◆ REQUIRED WORK
Restate each line of the listing exactly, without carrying over any pictures.

◆ EXCERPTED DATA

*-*-*

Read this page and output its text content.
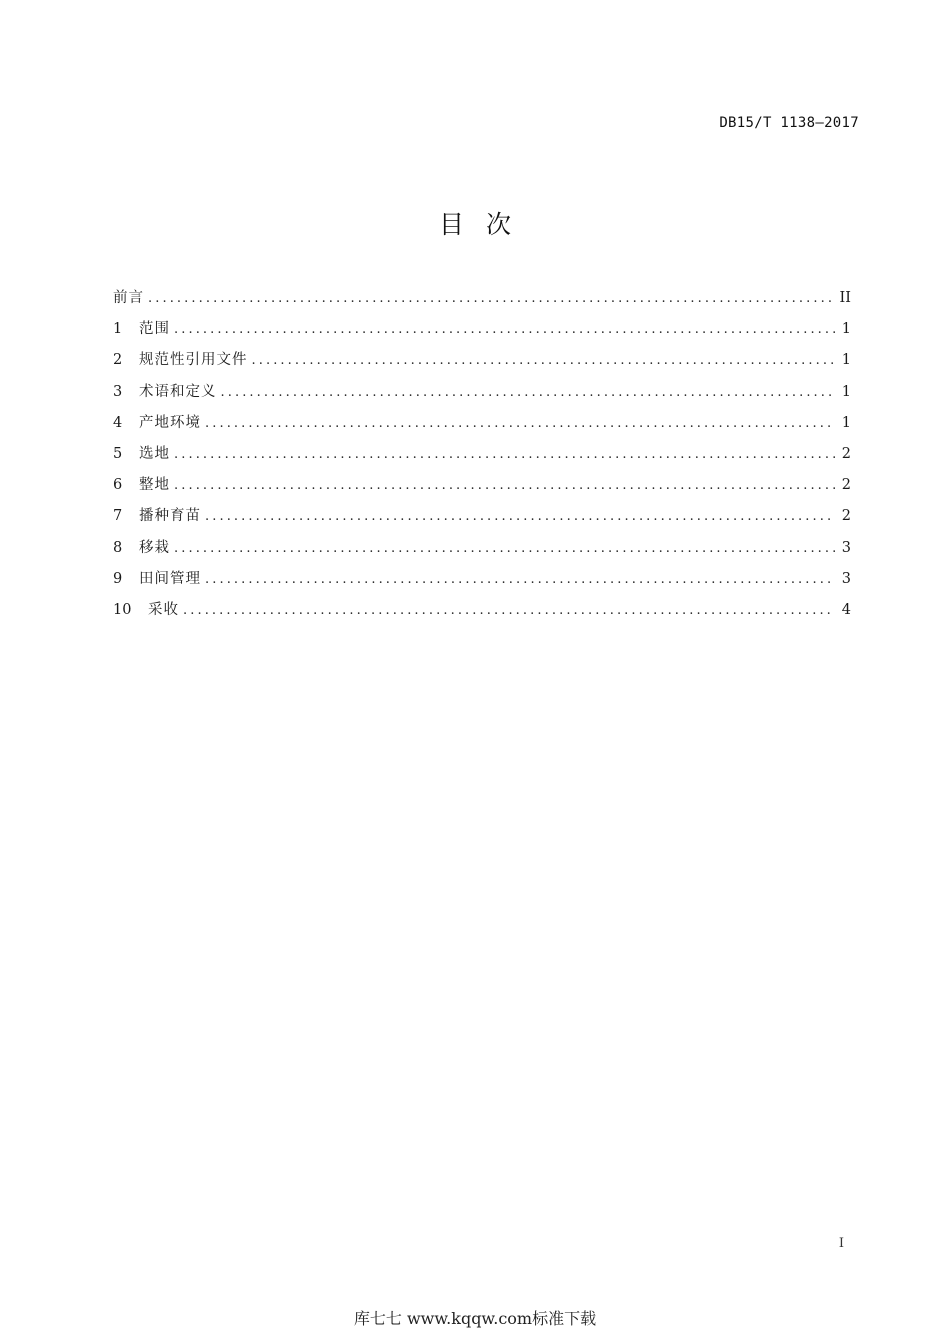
DB15/T 1138—2017
目次
前言 .....	II
1	范围 .....	1
2	规范性引用文件 .....	1
3	术语和定义 .....	1
4	产地环境 .....	1
5	选地 .....	2
6	整地 .....	2
7	播种育苗 .....	2
8	移栽 .....	3
9	田间管理 .....	3
10	采收 .....	4
I
库七七 www.kqqw.com标准下载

*-*-*

◆ OUTPUT FOR THIS EXERCISE
Read this page and output its text content.
DB15/T 1138—2017
目次
前言 .....	II
1	范围 .....	1
2	规范性引用文件 .....	1
3	术语和定义 .....	1
4	产地环境 .....	1
5	选地 .....	2
6	整地 .....	2
7	播种育苗 .....	2
8	移栽 .....	3
9	田间管理 .....	3
10	采收 .....	4
I
库七七 www.kqqw.com标准下载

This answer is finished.